- AIM OF THE TASK -
Extract the text of every entry below exactly; leave images out.

(Data tied to figure images)
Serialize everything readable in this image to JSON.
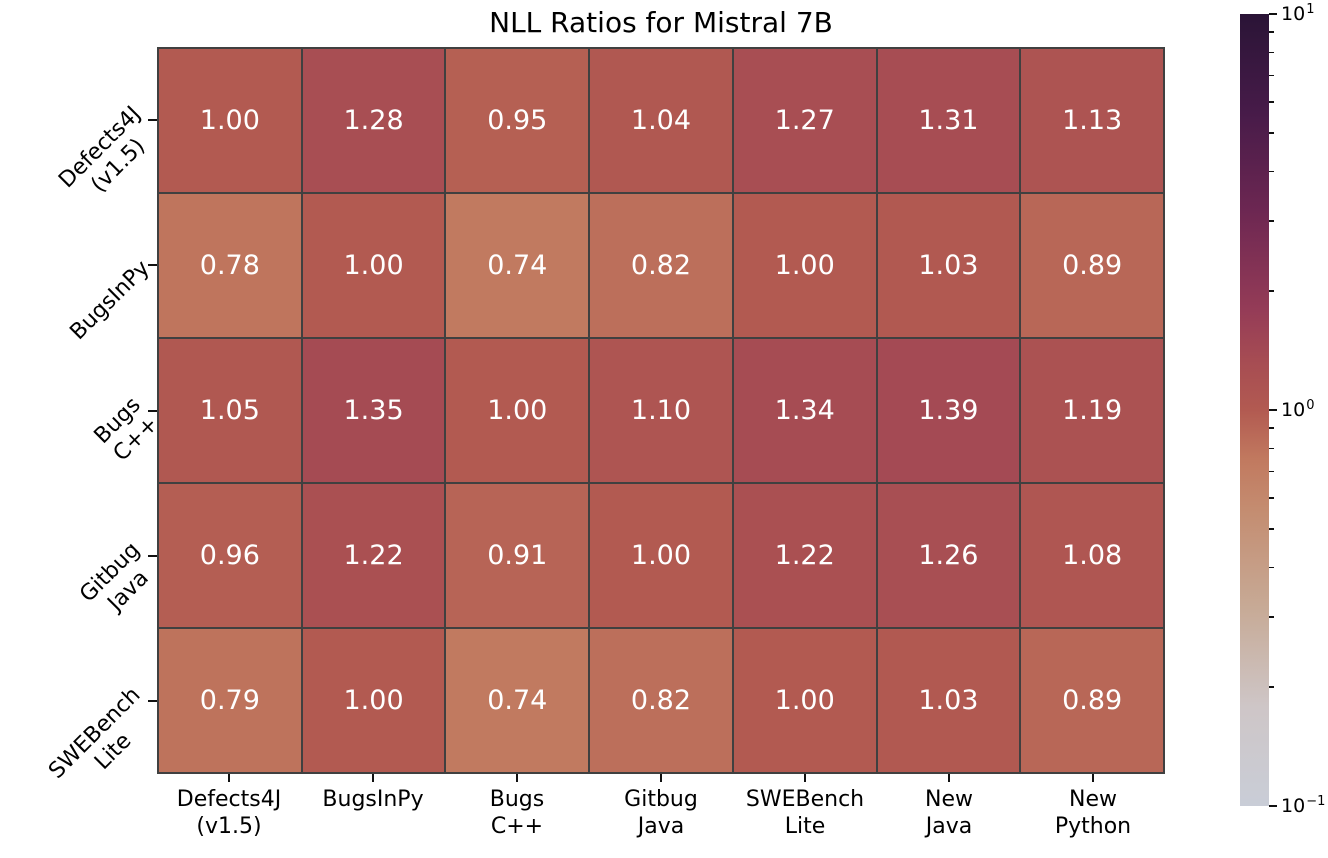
{
  "chart_data": {
    "type": "heatmap",
    "title": "NLL Ratios for Mistral 7B",
    "scale": "log10",
    "value_domain": [
      0.1,
      10
    ],
    "row_labels": [
      [
        "Defects4J",
        "(v1.5)"
      ],
      [
        "BugsInPy"
      ],
      [
        "Bugs",
        "C++"
      ],
      [
        "Gitbug",
        "Java"
      ],
      [
        "SWEBench",
        "Lite"
      ]
    ],
    "col_labels": [
      [
        "Defects4J",
        "(v1.5)"
      ],
      [
        "BugsInPy"
      ],
      [
        "Bugs",
        "C++"
      ],
      [
        "Gitbug",
        "Java"
      ],
      [
        "SWEBench",
        "Lite"
      ],
      [
        "New",
        "Java"
      ],
      [
        "New",
        "Python"
      ]
    ],
    "values": [
      [
        1.0,
        1.28,
        0.95,
        1.04,
        1.27,
        1.31,
        1.13
      ],
      [
        0.78,
        1.0,
        0.74,
        0.82,
        1.0,
        1.03,
        0.89
      ],
      [
        1.05,
        1.35,
        1.0,
        1.1,
        1.34,
        1.39,
        1.19
      ],
      [
        0.96,
        1.22,
        0.91,
        1.0,
        1.22,
        1.26,
        1.08
      ],
      [
        0.79,
        1.0,
        0.74,
        0.82,
        1.0,
        1.03,
        0.89
      ]
    ],
    "cell_text_color": "#ffffff",
    "grid_line_color": "#404040",
    "colorbar": {
      "major_ticks": [
        {
          "base": "10",
          "exp": "1",
          "frac": 1.0
        },
        {
          "base": "10",
          "exp": "0",
          "frac": 0.5
        },
        {
          "base": "10",
          "exp": "−1",
          "frac": 0.0
        }
      ],
      "minor_tick_mantissas": [
        2,
        3,
        4,
        5,
        6,
        7,
        8,
        9
      ],
      "colormap_stops": [
        {
          "t": 0.0,
          "hex": "#c9cdd7"
        },
        {
          "t": 0.125,
          "hex": "#cec6c7"
        },
        {
          "t": 0.25,
          "hex": "#c7aa96"
        },
        {
          "t": 0.375,
          "hex": "#c48c70"
        },
        {
          "t": 0.4375,
          "hex": "#c1795f"
        },
        {
          "t": 0.5,
          "hex": "#b25a51"
        },
        {
          "t": 0.5625,
          "hex": "#a64c53"
        },
        {
          "t": 0.625,
          "hex": "#953c57"
        },
        {
          "t": 0.75,
          "hex": "#6d2752"
        },
        {
          "t": 0.875,
          "hex": "#471b49"
        },
        {
          "t": 1.0,
          "hex": "#2a1436"
        }
      ]
    }
  }
}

- TASK ANSWER -
Serialize everything readable in this image to JSON.
{
  "chart_data": {
    "type": "heatmap",
    "title": "NLL Ratios for Mistral 7B",
    "scale": "log10",
    "value_domain": [
      0.1,
      10
    ],
    "row_labels": [
      [
        "Defects4J",
        "(v1.5)"
      ],
      [
        "BugsInPy"
      ],
      [
        "Bugs",
        "C++"
      ],
      [
        "Gitbug",
        "Java"
      ],
      [
        "SWEBench",
        "Lite"
      ]
    ],
    "col_labels": [
      [
        "Defects4J",
        "(v1.5)"
      ],
      [
        "BugsInPy"
      ],
      [
        "Bugs",
        "C++"
      ],
      [
        "Gitbug",
        "Java"
      ],
      [
        "SWEBench",
        "Lite"
      ],
      [
        "New",
        "Java"
      ],
      [
        "New",
        "Python"
      ]
    ],
    "values": [
      [
        1.0,
        1.28,
        0.95,
        1.04,
        1.27,
        1.31,
        1.13
      ],
      [
        0.78,
        1.0,
        0.74,
        0.82,
        1.0,
        1.03,
        0.89
      ],
      [
        1.05,
        1.35,
        1.0,
        1.1,
        1.34,
        1.39,
        1.19
      ],
      [
        0.96,
        1.22,
        0.91,
        1.0,
        1.22,
        1.26,
        1.08
      ],
      [
        0.79,
        1.0,
        0.74,
        0.82,
        1.0,
        1.03,
        0.89
      ]
    ],
    "cell_text_color": "#ffffff",
    "grid_line_color": "#404040",
    "colorbar": {
      "major_ticks": [
        {
          "base": "10",
          "exp": "1",
          "frac": 1.0
        },
        {
          "base": "10",
          "exp": "0",
          "frac": 0.5
        },
        {
          "base": "10",
          "exp": "−1",
          "frac": 0.0
        }
      ],
      "minor_tick_mantissas": [
        2,
        3,
        4,
        5,
        6,
        7,
        8,
        9
      ],
      "colormap_stops": [
        {
          "t": 0.0,
          "hex": "#c9cdd7"
        },
        {
          "t": 0.125,
          "hex": "#cec6c7"
        },
        {
          "t": 0.25,
          "hex": "#c7aa96"
        },
        {
          "t": 0.375,
          "hex": "#c48c70"
        },
        {
          "t": 0.4375,
          "hex": "#c1795f"
        },
        {
          "t": 0.5,
          "hex": "#b25a51"
        },
        {
          "t": 0.5625,
          "hex": "#a64c53"
        },
        {
          "t": 0.625,
          "hex": "#953c57"
        },
        {
          "t": 0.75,
          "hex": "#6d2752"
        },
        {
          "t": 0.875,
          "hex": "#471b49"
        },
        {
          "t": 1.0,
          "hex": "#2a1436"
        }
      ]
    }
  }
}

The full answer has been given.